--- begin ---

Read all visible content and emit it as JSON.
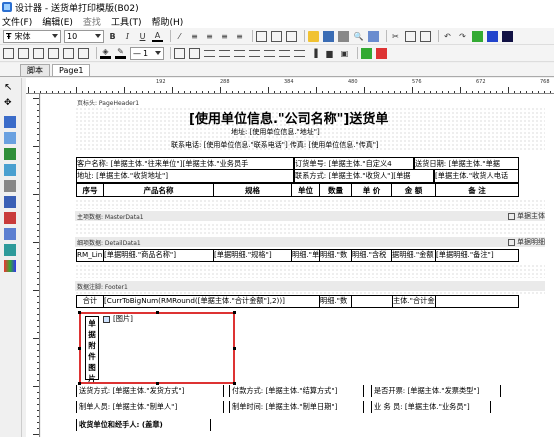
{
  "window": {
    "title": "设计器 - 送货单打印模版(B02)"
  },
  "menu": [
    "文件(F)",
    "编辑(E)",
    "查找",
    "工具(T)",
    "帮助(H)"
  ],
  "toolbar": {
    "font_name": "宋体",
    "font_size": "10",
    "line_width": "1"
  },
  "tabs": [
    "脚本",
    "Page1"
  ],
  "ruler": [
    "192",
    "288",
    "384",
    "480",
    "576",
    "672",
    "768"
  ],
  "report": {
    "bands": {
      "page_header": "页标头: PageHeader1",
      "master": "主项数据: MasterData1",
      "detail": "细项数据: DetailData1",
      "footer": "数据注脚: Footer1",
      "master_right": "单据主体",
      "detail_right": "单据明细"
    },
    "title": "[使用单位信息.\"公司名称\"]送货单",
    "address": "地址: [使用单位信息.\"地址\"]",
    "contact": "联系电话: [使用单位信息.\"联系电话\"] 传真: [使用单位信息.\"传真\"]",
    "customer": "客户名称: [单据主体.\"往来单位\"][单据主体.\"业务员手",
    "order_no": "订货单号: [单据主体.\"自定义4",
    "send_date": "送货日期: [单据主体.\"单据",
    "recv_addr": "地址: [单据主体.\"收货地址\"]",
    "contact_way": "联系方式: [单据主体.\"收货人\"][单据",
    "phone_tail": "[单据主体.\"收货人电话",
    "columns": [
      "序号",
      "产品名称",
      "规格",
      "单位",
      "数量",
      "单 价",
      "金 额",
      "备 注"
    ],
    "detail_cells": [
      "RM_Lin",
      "[单据明细.\"商品名称\"]",
      "[单据明细.\"规格\"]",
      "明细.\"单",
      "明细.\"数",
      "明细.\"含税",
      "据明细.\"金额",
      "[单据明细.\"备注\"]"
    ],
    "total_label": "合计",
    "total_formula": "[CurrToBigNum(RMRound([单据主体.\"合计金额\"],2))]",
    "total_num": "明细.\"数",
    "total_amount": "主体.\"合计金",
    "attach_label": [
      "单",
      "据",
      "附",
      "件",
      "图",
      "片"
    ],
    "picture": "[图片]",
    "footer_rows": [
      [
        "送货方式: [单据主体.\"发货方式\"]",
        "付款方式: [单据主体.\"结算方式\"]",
        "是否开票: [单据主体.\"发票类型\"]"
      ],
      [
        "制单人员: [单据主体.\"制单人\"]",
        "制单时间: [单据主体.\"制单日期\"]",
        "业 务 员: [单据主体.\"业务员\"]"
      ]
    ],
    "sign": "收货单位和经手人: (盖章)"
  }
}
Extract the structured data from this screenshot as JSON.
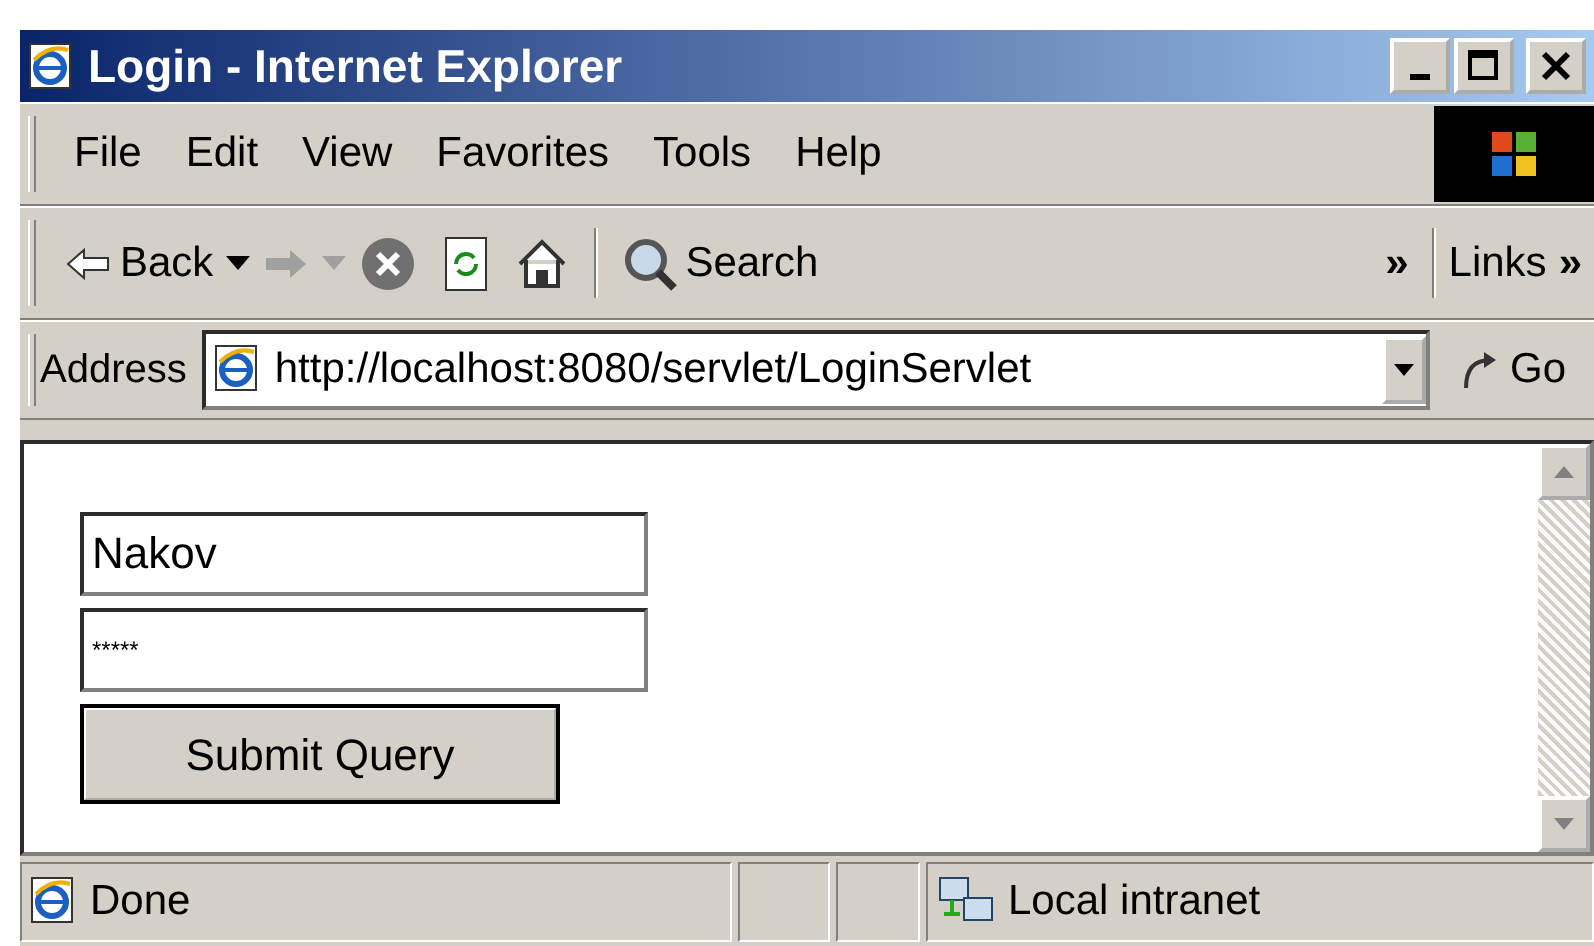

--- end ---

*Required task*
Every line of the material is to be quoted exactly, with no pictures carried over.

*Task answer*
Read all visible content and emit it as JSON.
{
  "window": {
    "title": "设计器 - 送货单打印模版(B02)"
  },
  "menu": [
    "文件(F)",
    "编辑(E)",
    "查找",
    "工具(T)",
    "帮助(H)"
  ],
  "toolbar": {
    "font_name": "宋体",
    "font_size": "10",
    "line_width": "1"
  },
  "tabs": [
    "脚本",
    "Page1"
  ],
  "ruler": [
    "192",
    "288",
    "384",
    "480",
    "576",
    "672",
    "768"
  ],
  "report": {
    "bands": {
      "page_header": "页标头: PageHeader1",
      "master": "主项数据: MasterData1",
      "detail": "细项数据: DetailData1",
      "footer": "数据注脚: Footer1",
      "master_right": "单据主体",
      "detail_right": "单据明细"
    },
    "title": "[使用单位信息.\"公司名称\"]送货单",
    "address": "地址: [使用单位信息.\"地址\"]",
    "contact": "联系电话: [使用单位信息.\"联系电话\"] 传真: [使用单位信息.\"传真\"]",
    "customer": "客户名称: [单据主体.\"往来单位\"][单据主体.\"业务员手",
    "order_no": "订货单号: [单据主体.\"自定义4",
    "send_date": "送货日期: [单据主体.\"单据",
    "recv_addr": "地址: [单据主体.\"收货地址\"]",
    "contact_way": "联系方式: [单据主体.\"收货人\"][单据",
    "phone_tail": "[单据主体.\"收货人电话",
    "columns": [
      "序号",
      "产品名称",
      "规格",
      "单位",
      "数量",
      "单 价",
      "金 额",
      "备 注"
    ],
    "detail_cells": [
      "RM_Lin",
      "[单据明细.\"商品名称\"]",
      "[单据明细.\"规格\"]",
      "明细.\"单",
      "明细.\"数",
      "明细.\"含税",
      "据明细.\"金额",
      "[单据明细.\"备注\"]"
    ],
    "total_label": "合计",
    "total_formula": "[CurrToBigNum(RMRound([单据主体.\"合计金额\"],2))]",
    "total_num": "明细.\"数",
    "total_amount": "主体.\"合计金",
    "attach_label": [
      "单",
      "据",
      "附",
      "件",
      "图",
      "片"
    ],
    "picture": "[图片]",
    "footer_rows": [
      [
        "送货方式: [单据主体.\"发货方式\"]",
        "付款方式: [单据主体.\"结算方式\"]",
        "是否开票: [单据主体.\"发票类型\"]"
      ],
      [
        "制单人员: [单据主体.\"制单人\"]",
        "制单时间: [单据主体.\"制单日期\"]",
        "业 务 员: [单据主体.\"业务员\"]"
      ]
    ],
    "sign": "收货单位和经手人: (盖章)"
  }
}
Extract the structured data from this screenshot as JSON.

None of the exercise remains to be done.